• _What the exercise asks_:
Please copy out the lines between the one containing "Patent image size: (995, 354)." and the one containing "The outlets 3400 is at (200, 240).", inclusive, reproducing each precisely.

• _Data provided_:
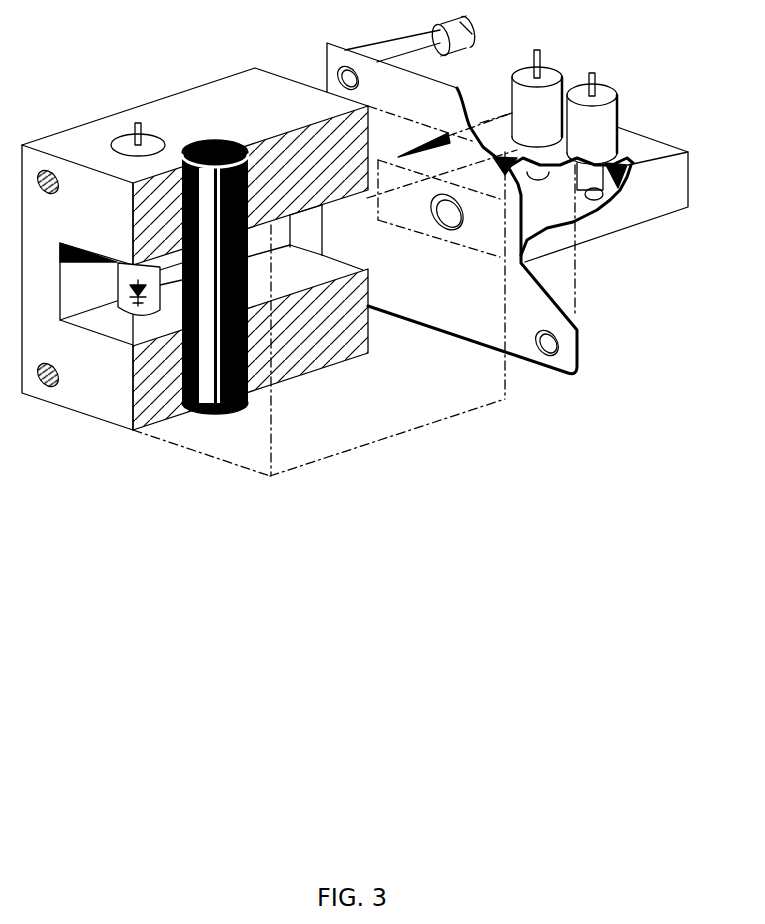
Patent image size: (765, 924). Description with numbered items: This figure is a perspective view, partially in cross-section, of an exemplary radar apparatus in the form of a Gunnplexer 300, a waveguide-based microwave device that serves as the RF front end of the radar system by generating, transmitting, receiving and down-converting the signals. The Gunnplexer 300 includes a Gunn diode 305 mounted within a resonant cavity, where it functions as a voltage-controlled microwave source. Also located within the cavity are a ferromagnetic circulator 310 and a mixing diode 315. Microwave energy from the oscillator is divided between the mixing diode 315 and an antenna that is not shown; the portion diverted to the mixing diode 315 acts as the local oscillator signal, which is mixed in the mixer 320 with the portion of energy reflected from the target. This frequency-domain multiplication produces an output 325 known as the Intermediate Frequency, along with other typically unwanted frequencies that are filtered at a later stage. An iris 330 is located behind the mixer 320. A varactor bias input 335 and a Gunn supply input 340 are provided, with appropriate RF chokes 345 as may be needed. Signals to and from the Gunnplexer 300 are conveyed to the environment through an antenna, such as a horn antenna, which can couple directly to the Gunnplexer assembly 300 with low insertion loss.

The Gunnplexer 300 is at (489, 611).
The Gunn diode 305 is at (593, 183).
The ferromagnetic circulator 310 is at (215, 140).
The mixing diode 315 is at (137, 313).
The mixer 320 is at (182, 447).
The output 325 is at (137, 117).
The iris 330 is at (437, 222).
The varactor bias input 335 is at (533, 57).
The Gunn supply input 340 is at (605, 73).
The RF chokes 345 is at (600, 128).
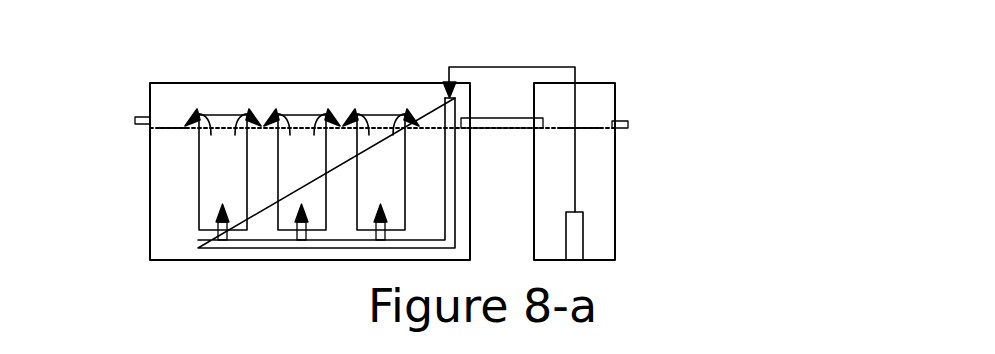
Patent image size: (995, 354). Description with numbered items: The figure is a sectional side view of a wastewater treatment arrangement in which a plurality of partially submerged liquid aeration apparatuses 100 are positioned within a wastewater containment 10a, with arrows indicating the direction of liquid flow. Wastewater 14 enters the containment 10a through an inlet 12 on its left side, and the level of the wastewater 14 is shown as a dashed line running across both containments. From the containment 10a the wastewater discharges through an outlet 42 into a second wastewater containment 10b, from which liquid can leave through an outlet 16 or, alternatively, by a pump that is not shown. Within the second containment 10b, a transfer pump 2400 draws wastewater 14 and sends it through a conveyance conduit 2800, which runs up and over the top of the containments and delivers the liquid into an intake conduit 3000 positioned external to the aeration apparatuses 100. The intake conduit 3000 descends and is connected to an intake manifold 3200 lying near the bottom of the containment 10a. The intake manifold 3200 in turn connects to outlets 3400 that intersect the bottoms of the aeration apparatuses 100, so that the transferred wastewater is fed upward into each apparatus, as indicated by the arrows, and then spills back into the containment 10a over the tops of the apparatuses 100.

The wastewater containment 10a is at (150, 218).
The wastewater containment 10b is at (615, 177).
The inlet 12 is at (135, 120).
The wastewater 14 is at (167, 128).
The outlet 16 is at (628, 123).
The outlet 42 is at (520, 130).
The liquid aeration apparatus 100 is at (302, 169).
The transfer pump 2400 is at (583, 237).
The conveyance conduit 2800 is at (525, 66).
The intake conduit 3000 is at (443, 105).
The intake manifold 3200 is at (340, 253).
The outlets 3400 is at (200, 240).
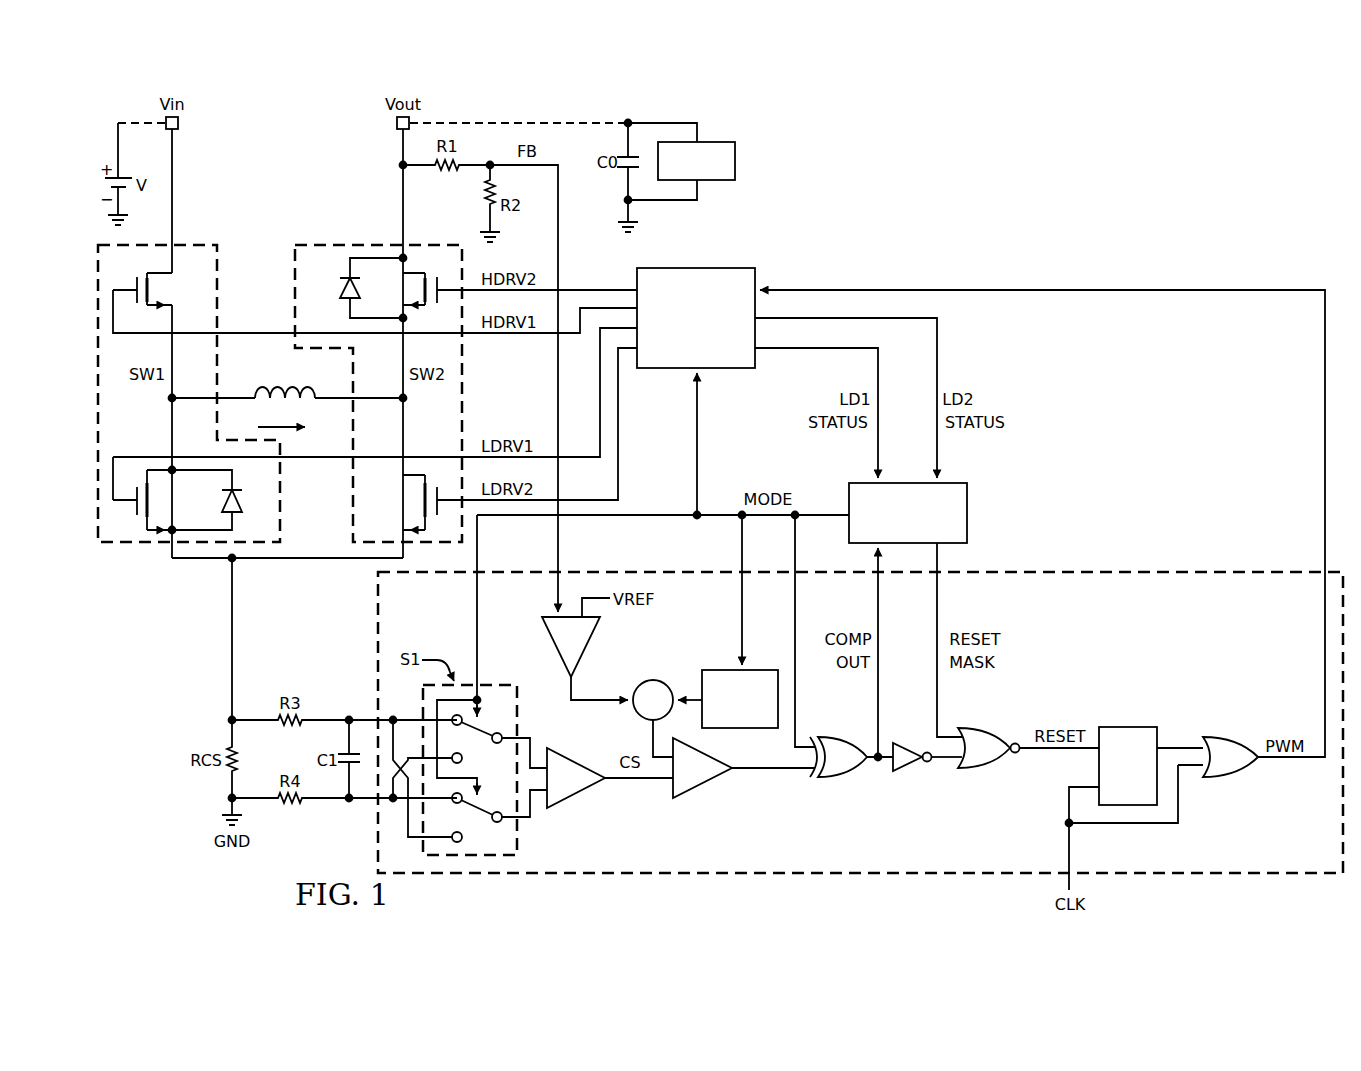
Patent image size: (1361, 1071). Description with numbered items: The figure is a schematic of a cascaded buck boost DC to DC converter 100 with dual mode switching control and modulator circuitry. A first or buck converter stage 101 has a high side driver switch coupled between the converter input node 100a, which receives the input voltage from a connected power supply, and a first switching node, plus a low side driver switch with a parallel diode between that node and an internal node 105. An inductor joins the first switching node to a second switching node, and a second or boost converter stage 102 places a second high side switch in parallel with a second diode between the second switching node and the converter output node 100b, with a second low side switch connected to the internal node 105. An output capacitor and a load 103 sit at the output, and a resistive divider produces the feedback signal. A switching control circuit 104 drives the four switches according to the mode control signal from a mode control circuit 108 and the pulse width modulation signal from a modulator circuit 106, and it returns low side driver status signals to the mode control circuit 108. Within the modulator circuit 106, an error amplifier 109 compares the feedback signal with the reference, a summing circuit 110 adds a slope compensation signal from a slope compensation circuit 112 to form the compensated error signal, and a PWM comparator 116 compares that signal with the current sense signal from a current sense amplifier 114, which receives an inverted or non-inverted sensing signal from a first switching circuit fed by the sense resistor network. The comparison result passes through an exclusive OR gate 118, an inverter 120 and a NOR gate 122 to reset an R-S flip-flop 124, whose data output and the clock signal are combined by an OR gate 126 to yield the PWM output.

• _Result of this task_:
Patent image size: (995, 354). Description with numbered items: The figure is a sectional side view of a wastewater treatment arrangement in which a plurality of partially submerged liquid aeration apparatuses 100 are positioned within a wastewater containment 10a, with arrows indicating the direction of liquid flow. Wastewater 14 enters the containment 10a through an inlet 12 on its left side, and the level of the wastewater 14 is shown as a dashed line running across both containments. From the containment 10a the wastewater discharges through an outlet 42 into a second wastewater containment 10b, from which liquid can leave through an outlet 16 or, alternatively, by a pump that is not shown. Within the second containment 10b, a transfer pump 2400 draws wastewater 14 and sends it through a conveyance conduit 2800, which runs up and over the top of the containments and delivers the liquid into an intake conduit 3000 positioned external to the aeration apparatuses 100. The intake conduit 3000 descends and is connected to an intake manifold 3200 lying near the bottom of the containment 10a. The intake manifold 3200 in turn connects to outlets 3400 that intersect the bottoms of the aeration apparatuses 100, so that the transferred wastewater is fed upward into each apparatus, as indicated by the arrows, and then spills back into the containment 10a over the tops of the apparatuses 100.

The wastewater containment 10a is at (150, 218).
The wastewater containment 10b is at (615, 177).
The inlet 12 is at (135, 120).
The wastewater 14 is at (167, 128).
The outlet 16 is at (628, 123).
The outlet 42 is at (520, 130).
The liquid aeration apparatus 100 is at (302, 169).
The transfer pump 2400 is at (583, 237).
The conveyance conduit 2800 is at (525, 66).
The intake conduit 3000 is at (443, 105).
The intake manifold 3200 is at (340, 253).
The outlets 3400 is at (200, 240).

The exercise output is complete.